読む文章

=====

にっぽん縦断 こころ旅
拝啓
こころ旅をいつも楽しく拝見しております。
私の心の風景は、「熊本駅のホーム」です。
中学二年生の三学期末に熊本を離れて五十五年経ちますが、この間、一度たりとも故郷を忘れたことはありません。
むしろ故郷を誇りに思い年々望郷の念は強くなってきています。
昭和三十八年三月、熊本駅の夜行列車のホームで恩人である担任の先生が次の様に言葉をかけて下さいました。
人は、「ありがとう」の数だけ賢くなり、
「ごめんなさい」の数だけ優しくなり、
「さようなら」の数だけ愛を知る。
前田君 負けるなガンバレ!
これを心の糧として頑張り通しました。会社生活では、「よかったね」「がんばったね」の数だけ人をやる気にさせ、うきうき、幸せにさせる事も知りました。

=====

課題の記録
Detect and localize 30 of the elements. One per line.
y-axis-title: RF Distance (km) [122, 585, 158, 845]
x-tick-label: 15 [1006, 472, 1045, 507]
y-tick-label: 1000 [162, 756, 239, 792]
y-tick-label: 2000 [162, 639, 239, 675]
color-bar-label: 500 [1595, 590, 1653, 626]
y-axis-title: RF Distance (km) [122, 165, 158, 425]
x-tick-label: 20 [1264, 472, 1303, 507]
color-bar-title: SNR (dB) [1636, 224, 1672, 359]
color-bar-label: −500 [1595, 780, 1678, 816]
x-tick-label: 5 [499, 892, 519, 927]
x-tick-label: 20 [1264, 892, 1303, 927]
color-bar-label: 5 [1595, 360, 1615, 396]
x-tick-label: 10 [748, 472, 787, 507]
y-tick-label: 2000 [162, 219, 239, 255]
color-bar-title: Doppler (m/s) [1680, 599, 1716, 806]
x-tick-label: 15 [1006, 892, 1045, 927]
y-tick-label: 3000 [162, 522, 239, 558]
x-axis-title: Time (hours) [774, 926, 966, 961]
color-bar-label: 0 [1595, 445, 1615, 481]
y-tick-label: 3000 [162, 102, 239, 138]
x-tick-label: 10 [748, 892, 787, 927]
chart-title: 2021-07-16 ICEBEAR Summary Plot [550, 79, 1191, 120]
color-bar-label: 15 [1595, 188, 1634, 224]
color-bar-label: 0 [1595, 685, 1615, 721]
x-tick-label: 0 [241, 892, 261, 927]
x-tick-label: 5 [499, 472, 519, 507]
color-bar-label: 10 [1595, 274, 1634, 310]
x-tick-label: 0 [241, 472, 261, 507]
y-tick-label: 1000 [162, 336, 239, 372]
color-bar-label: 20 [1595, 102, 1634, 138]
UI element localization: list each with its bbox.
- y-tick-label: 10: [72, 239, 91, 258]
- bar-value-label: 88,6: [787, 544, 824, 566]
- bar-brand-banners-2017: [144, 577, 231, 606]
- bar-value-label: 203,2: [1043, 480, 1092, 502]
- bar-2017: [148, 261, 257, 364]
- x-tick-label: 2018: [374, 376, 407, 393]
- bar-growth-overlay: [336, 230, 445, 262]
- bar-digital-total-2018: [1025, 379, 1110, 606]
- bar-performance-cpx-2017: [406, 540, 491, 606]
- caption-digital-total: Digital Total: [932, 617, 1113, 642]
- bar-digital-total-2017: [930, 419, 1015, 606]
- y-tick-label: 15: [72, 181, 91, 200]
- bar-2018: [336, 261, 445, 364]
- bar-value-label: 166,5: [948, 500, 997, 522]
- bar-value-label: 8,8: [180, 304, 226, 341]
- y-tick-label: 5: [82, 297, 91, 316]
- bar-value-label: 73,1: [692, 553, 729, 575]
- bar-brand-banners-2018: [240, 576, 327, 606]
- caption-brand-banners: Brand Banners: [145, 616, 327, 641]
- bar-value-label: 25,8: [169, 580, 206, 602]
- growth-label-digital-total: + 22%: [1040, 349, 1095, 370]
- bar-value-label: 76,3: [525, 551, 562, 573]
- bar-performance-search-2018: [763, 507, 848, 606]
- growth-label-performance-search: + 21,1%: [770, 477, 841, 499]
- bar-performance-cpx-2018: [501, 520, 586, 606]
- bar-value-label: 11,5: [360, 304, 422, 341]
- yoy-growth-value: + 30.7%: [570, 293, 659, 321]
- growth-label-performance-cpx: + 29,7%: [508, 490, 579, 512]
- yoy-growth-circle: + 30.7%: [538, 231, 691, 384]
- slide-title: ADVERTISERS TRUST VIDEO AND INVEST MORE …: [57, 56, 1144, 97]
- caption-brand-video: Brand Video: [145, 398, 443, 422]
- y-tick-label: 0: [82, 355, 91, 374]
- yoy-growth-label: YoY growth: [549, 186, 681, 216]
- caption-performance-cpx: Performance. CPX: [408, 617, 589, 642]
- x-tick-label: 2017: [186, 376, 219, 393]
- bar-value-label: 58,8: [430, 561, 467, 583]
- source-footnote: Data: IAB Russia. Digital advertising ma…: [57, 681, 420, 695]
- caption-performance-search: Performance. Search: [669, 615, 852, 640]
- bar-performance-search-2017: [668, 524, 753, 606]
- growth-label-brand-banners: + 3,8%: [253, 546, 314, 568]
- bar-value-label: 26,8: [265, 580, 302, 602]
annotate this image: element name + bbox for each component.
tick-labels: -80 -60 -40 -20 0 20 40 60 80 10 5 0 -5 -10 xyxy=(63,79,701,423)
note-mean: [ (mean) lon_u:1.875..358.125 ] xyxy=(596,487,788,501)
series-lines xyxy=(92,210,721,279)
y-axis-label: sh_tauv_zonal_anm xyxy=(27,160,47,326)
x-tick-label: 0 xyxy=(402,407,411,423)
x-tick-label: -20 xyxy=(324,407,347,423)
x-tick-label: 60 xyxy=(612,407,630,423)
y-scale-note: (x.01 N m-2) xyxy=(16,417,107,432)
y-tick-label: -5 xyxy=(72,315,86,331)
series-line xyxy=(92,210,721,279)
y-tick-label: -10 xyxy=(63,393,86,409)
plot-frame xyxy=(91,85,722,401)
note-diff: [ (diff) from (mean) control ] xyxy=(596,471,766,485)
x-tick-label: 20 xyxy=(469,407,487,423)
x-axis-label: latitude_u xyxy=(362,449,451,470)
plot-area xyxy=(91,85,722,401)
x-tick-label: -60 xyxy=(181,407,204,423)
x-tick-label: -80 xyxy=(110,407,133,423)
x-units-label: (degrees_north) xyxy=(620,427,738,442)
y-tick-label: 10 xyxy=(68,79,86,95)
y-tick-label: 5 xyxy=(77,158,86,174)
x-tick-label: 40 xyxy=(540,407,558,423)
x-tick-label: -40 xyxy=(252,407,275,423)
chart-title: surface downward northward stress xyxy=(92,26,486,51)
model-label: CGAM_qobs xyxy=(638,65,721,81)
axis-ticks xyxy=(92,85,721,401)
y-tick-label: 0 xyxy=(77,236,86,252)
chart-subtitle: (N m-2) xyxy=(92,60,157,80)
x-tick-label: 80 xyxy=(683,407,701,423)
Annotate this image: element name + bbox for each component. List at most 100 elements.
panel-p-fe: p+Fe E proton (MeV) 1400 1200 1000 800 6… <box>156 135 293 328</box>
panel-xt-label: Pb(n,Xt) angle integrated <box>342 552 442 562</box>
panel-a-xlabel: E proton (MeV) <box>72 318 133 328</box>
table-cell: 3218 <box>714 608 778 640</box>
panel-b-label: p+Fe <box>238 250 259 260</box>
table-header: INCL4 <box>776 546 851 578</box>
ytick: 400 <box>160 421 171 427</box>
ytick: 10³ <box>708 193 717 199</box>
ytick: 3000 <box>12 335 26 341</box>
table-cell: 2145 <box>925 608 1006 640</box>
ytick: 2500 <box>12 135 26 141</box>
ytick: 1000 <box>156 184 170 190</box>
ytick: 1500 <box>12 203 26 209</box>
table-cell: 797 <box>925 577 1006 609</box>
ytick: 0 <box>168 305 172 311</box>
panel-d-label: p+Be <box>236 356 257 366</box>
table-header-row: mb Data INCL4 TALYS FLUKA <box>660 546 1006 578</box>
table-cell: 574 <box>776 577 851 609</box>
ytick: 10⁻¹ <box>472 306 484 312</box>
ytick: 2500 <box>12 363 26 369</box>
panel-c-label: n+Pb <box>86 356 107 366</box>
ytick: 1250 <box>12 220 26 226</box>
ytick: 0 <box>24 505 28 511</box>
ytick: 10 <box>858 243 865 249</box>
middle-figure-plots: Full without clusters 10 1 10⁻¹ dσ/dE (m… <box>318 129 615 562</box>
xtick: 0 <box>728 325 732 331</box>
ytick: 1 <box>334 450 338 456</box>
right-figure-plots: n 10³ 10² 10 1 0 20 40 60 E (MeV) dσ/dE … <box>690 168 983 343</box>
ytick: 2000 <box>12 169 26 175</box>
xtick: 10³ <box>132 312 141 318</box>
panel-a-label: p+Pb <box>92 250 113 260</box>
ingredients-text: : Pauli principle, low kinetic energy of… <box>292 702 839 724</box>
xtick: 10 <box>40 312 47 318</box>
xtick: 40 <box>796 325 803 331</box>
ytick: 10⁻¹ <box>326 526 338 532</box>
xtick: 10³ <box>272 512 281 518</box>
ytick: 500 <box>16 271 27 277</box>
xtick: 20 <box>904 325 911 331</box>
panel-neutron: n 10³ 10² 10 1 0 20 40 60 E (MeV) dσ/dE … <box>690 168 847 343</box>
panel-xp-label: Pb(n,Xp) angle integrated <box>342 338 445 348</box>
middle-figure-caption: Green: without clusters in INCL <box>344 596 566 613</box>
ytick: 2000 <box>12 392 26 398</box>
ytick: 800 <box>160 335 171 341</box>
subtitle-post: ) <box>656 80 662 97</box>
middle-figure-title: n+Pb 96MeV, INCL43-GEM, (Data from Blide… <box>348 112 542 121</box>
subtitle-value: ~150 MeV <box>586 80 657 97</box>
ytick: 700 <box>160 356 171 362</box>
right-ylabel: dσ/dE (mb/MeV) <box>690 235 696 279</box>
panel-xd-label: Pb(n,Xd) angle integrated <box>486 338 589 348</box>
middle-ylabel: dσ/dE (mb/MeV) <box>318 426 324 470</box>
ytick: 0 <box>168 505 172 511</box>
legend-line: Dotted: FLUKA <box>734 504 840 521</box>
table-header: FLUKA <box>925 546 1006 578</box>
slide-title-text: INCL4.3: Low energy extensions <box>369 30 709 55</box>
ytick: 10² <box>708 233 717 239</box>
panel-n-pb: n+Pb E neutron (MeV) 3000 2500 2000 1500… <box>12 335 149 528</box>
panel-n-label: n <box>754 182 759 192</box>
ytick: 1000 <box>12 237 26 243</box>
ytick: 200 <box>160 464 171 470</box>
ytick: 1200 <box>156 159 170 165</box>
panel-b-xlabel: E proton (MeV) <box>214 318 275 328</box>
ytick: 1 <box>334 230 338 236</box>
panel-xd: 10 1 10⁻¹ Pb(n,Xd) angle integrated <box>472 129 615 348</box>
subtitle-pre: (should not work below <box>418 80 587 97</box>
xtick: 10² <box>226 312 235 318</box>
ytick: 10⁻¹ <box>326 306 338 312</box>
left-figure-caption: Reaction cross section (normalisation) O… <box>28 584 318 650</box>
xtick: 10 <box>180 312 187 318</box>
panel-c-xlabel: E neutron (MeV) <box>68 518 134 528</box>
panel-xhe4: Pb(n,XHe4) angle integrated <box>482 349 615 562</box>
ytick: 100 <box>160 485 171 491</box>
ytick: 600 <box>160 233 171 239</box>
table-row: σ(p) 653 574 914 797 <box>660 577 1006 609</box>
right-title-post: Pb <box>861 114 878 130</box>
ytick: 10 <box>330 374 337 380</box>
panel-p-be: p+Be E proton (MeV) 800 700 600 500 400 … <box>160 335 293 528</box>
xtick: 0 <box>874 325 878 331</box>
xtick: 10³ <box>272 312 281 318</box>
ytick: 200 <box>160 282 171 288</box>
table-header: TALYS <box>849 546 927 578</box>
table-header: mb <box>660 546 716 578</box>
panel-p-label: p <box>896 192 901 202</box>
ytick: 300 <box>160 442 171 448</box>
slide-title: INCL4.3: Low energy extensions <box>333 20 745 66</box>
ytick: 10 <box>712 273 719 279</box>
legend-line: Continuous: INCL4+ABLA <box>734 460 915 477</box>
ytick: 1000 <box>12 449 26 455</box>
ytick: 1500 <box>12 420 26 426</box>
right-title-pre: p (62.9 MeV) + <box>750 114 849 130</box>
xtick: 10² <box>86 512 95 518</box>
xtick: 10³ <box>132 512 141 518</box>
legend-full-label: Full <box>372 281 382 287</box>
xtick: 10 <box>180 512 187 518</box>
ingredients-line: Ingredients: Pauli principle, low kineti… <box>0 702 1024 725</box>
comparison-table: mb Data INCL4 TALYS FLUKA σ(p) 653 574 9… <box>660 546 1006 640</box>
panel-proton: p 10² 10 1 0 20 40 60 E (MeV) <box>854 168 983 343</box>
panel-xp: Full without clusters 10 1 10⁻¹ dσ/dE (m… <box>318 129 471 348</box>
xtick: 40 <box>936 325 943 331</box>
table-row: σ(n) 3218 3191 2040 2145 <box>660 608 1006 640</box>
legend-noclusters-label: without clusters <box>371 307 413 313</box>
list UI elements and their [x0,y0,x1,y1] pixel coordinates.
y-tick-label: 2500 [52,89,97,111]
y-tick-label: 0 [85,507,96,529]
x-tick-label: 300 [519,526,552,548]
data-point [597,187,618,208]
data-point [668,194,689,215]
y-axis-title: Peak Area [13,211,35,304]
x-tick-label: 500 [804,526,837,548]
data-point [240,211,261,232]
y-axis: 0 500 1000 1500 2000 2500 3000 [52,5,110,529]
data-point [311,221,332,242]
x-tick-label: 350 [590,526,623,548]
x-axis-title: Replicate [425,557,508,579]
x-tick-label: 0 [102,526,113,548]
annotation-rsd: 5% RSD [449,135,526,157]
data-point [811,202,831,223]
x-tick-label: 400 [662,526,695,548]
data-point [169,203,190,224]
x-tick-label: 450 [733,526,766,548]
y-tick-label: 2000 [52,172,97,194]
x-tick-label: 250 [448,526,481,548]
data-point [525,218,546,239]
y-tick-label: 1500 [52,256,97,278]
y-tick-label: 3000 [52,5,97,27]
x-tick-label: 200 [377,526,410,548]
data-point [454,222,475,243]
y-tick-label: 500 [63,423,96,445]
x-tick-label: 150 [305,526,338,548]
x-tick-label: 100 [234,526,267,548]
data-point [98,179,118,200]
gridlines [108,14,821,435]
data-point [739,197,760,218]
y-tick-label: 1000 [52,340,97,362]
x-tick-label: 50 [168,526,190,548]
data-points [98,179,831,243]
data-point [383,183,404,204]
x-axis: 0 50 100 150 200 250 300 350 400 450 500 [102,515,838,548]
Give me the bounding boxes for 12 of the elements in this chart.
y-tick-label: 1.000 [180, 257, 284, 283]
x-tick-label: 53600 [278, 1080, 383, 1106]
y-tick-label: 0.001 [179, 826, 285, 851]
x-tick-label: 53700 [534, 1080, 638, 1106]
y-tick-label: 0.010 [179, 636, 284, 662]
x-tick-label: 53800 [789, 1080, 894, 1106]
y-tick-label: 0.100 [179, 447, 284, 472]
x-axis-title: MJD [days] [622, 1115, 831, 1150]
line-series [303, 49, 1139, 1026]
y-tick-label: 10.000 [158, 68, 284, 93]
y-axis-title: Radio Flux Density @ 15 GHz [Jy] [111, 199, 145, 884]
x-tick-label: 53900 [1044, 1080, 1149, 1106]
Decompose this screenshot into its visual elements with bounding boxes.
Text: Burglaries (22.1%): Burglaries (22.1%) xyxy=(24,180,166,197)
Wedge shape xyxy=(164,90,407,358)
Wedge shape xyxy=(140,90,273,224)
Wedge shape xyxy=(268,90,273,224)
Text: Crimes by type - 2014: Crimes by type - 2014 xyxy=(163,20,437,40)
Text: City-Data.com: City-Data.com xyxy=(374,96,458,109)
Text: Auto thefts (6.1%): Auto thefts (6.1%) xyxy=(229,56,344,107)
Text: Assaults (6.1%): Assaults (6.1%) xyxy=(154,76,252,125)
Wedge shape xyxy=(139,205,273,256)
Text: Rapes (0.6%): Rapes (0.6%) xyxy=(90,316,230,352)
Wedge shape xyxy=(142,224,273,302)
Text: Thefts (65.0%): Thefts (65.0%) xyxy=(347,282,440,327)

=====

課題
[1] 上の記録から、文字列「TALYS」を含む行をすべて選び、書き写しなさい。
[2] 熊本駅のホームを心の風景として記した、上の手紙の続きを書きなさい。

解答例
[1]
table-header-row: mb Data INCL4 TALYS FLUKA <box>660 546 1006 578</box>
table-header: TALYS <box>849 546 927 578</box>
comparison-table: mb Data INCL4 TALYS FLUKA σ(p) 653 574 9… <box>660 546 1006 640</box>

[2]
今では、定年となり私の人生において一番の出来事だったと感じています。
是非、元気なうちに九州新幹線に乗り熊本駅のホームに降り立って五十五年前の心の風景を確かめてみたいと考えています。
正平さん、チャンスがあれば、熊本駅のホームを訪れてください。
旅の安全を心から祈っています。道中お気をつけて!!
敬具
奈良県奈良市 前田敏一(としいち)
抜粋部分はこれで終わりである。